**Brief**
Leave out any picture and return the remaining listing below exactly as given.

━━━━━ Data shown

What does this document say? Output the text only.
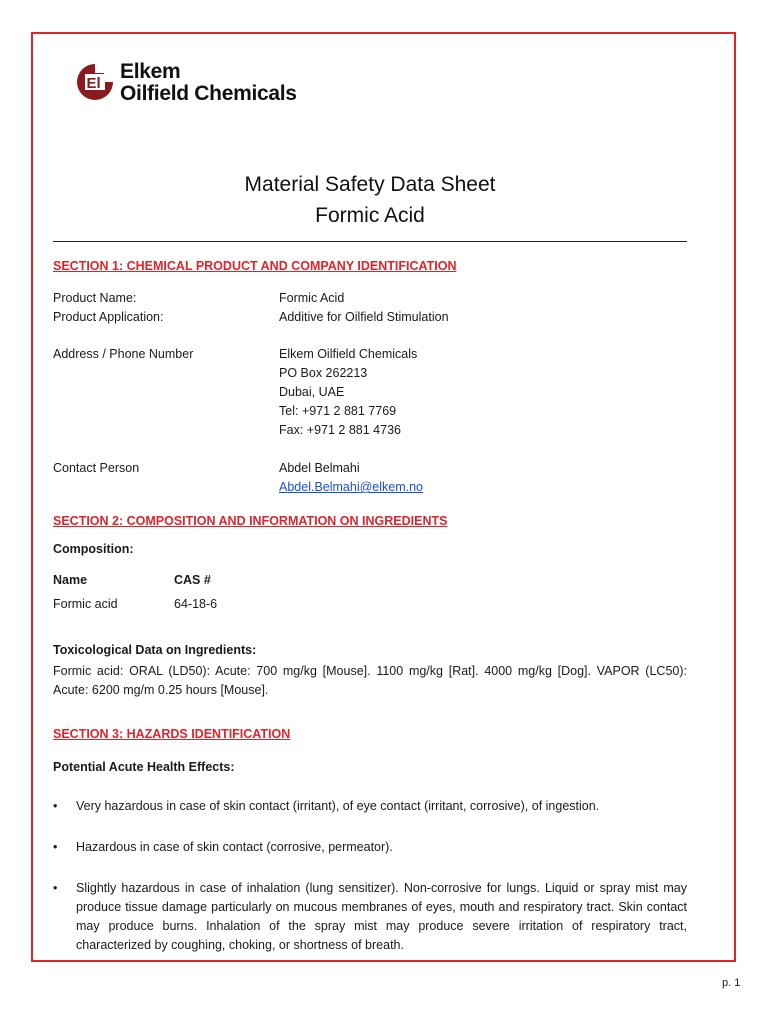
El
Elkem
Oilfield Chemicals
Material Safety Data Sheet
Formic Acid
SECTION 1: CHEMICAL PRODUCT AND COMPANY IDENTIFICATION
Product Name:	Formic Acid
Product Application:	Additive for Oilfield Stimulation
Address / Phone Number	Elkem Oilfield Chemicals
PO Box 262213
Dubai, UAE
Tel: +971 2 881 7769
Fax: +971 2 881 4736
Contact Person	Abdel Belmahi
Abdel.Belmahi@elkem.no
SECTION 2: COMPOSITION AND INFORMATION ON INGREDIENTS
Composition:
Name	CAS #
Formic acid	64-18-6
Toxicological Data on Ingredients:
Formic acid: ORAL (LD50): Acute: 700 mg/kg [Mouse]. 1100 mg/kg [Rat]. 4000 mg/kg [Dog]. VAPOR (LC50): Acute: 6200 mg/m 0.25 hours [Mouse].
SECTION 3: HAZARDS IDENTIFICATION
Potential Acute Health Effects:
• Very hazardous in case of skin contact (irritant), of eye contact (irritant, corrosive), of ingestion.
• Hazardous in case of skin contact (corrosive, permeator).
• Slightly hazardous in case of inhalation (lung sensitizer). Non-corrosive for lungs. Liquid or spray mist may produce tissue damage particularly on mucous membranes of eyes, mouth and respiratory tract. Skin contact may produce burns. Inhalation of the spray mist may produce severe irritation of respiratory tract, characterized by coughing, choking, or shortness of breath.
p. 1
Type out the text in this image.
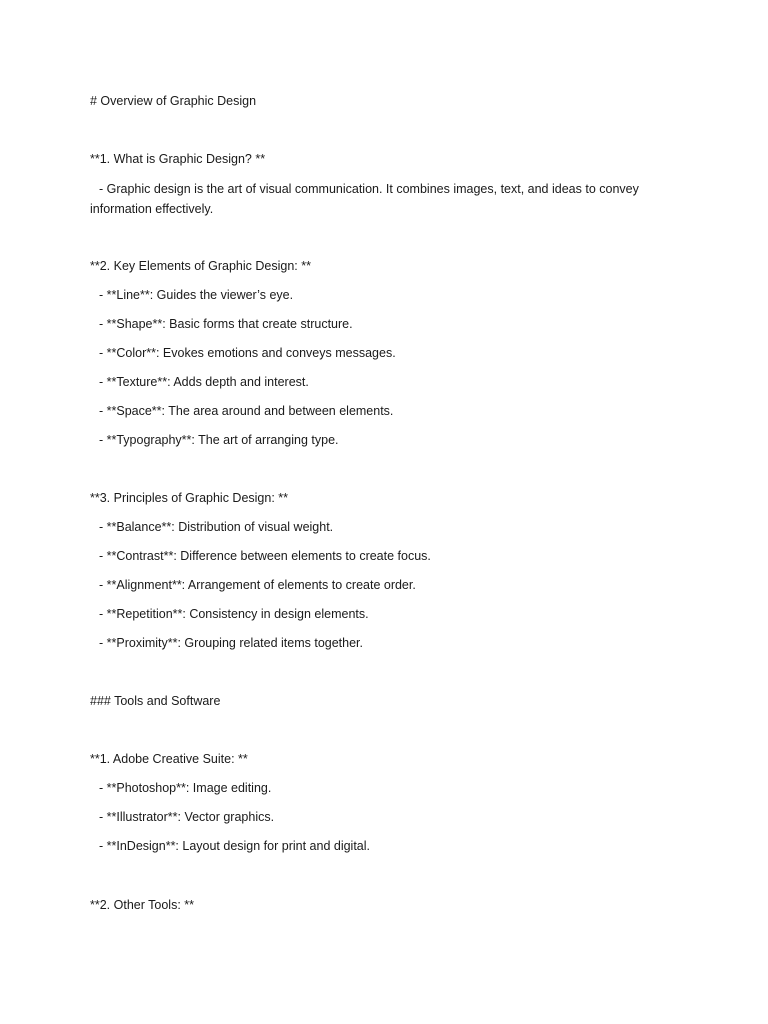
# Overview of Graphic Design
**1. What is Graphic Design? **
- Graphic design is the art of visual communication. It combines images, text, and ideas to convey information effectively.
**2. Key Elements of Graphic Design: **
- **Line**: Guides the viewer’s eye.
- **Shape**: Basic forms that create structure.
- **Color**: Evokes emotions and conveys messages.
- **Texture**: Adds depth and interest.
- **Space**: The area around and between elements.
- **Typography**: The art of arranging type.
**3. Principles of Graphic Design: **
- **Balance**: Distribution of visual weight.
- **Contrast**: Difference between elements to create focus.
- **Alignment**: Arrangement of elements to create order.
- **Repetition**: Consistency in design elements.
- **Proximity**: Grouping related items together.
### Tools and Software
**1. Adobe Creative Suite: **
- **Photoshop**: Image editing.
- **Illustrator**: Vector graphics.
- **InDesign**: Layout design for print and digital.
**2. Other Tools: **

━━━━━━━━━━

**Answer to the exercise**
What does this document say? Output the text only.
El
Elkem
Oilfield Chemicals
Material Safety Data Sheet
Formic Acid
SECTION 1: CHEMICAL PRODUCT AND COMPANY IDENTIFICATION
Product Name:	Formic Acid
Product Application:	Additive for Oilfield Stimulation
Address / Phone Number	Elkem Oilfield Chemicals
PO Box 262213
Dubai, UAE
Tel: +971 2 881 7769
Fax: +971 2 881 4736
Contact Person	Abdel Belmahi
Abdel.Belmahi@elkem.no
SECTION 2: COMPOSITION AND INFORMATION ON INGREDIENTS
Composition:
Name	CAS #
Formic acid	64-18-6
Toxicological Data on Ingredients:
Formic acid: ORAL (LD50): Acute: 700 mg/kg [Mouse]. 1100 mg/kg [Rat]. 4000 mg/kg [Dog]. VAPOR (LC50): Acute: 6200 mg/m 0.25 hours [Mouse].
SECTION 3: HAZARDS IDENTIFICATION
Potential Acute Health Effects:
• Very hazardous in case of skin contact (irritant), of eye contact (irritant, corrosive), of ingestion.
• Hazardous in case of skin contact (corrosive, permeator).
• Slightly hazardous in case of inhalation (lung sensitizer). Non-corrosive for lungs. Liquid or spray mist may produce tissue damage particularly on mucous membranes of eyes, mouth and respiratory tract. Skin contact may produce burns. Inhalation of the spray mist may produce severe irritation of respiratory tract, characterized by coughing, choking, or shortness of breath.
p. 1
Type out the text in this image.
# Overview of Graphic Design
**1. What is Graphic Design? **
- Graphic design is the art of visual communication. It combines images, text, and ideas to convey information effectively.
**2. Key Elements of Graphic Design: **
- **Line**: Guides the viewer’s eye.
- **Shape**: Basic forms that create structure.
- **Color**: Evokes emotions and conveys messages.
- **Texture**: Adds depth and interest.
- **Space**: The area around and between elements.
- **Typography**: The art of arranging type.
**3. Principles of Graphic Design: **
- **Balance**: Distribution of visual weight.
- **Contrast**: Difference between elements to create focus.
- **Alignment**: Arrangement of elements to create order.
- **Repetition**: Consistency in design elements.
- **Proximity**: Grouping related items together.
### Tools and Software
**1. Adobe Creative Suite: **
- **Photoshop**: Image editing.
- **Illustrator**: Vector graphics.
- **InDesign**: Layout design for print and digital.
**2. Other Tools: **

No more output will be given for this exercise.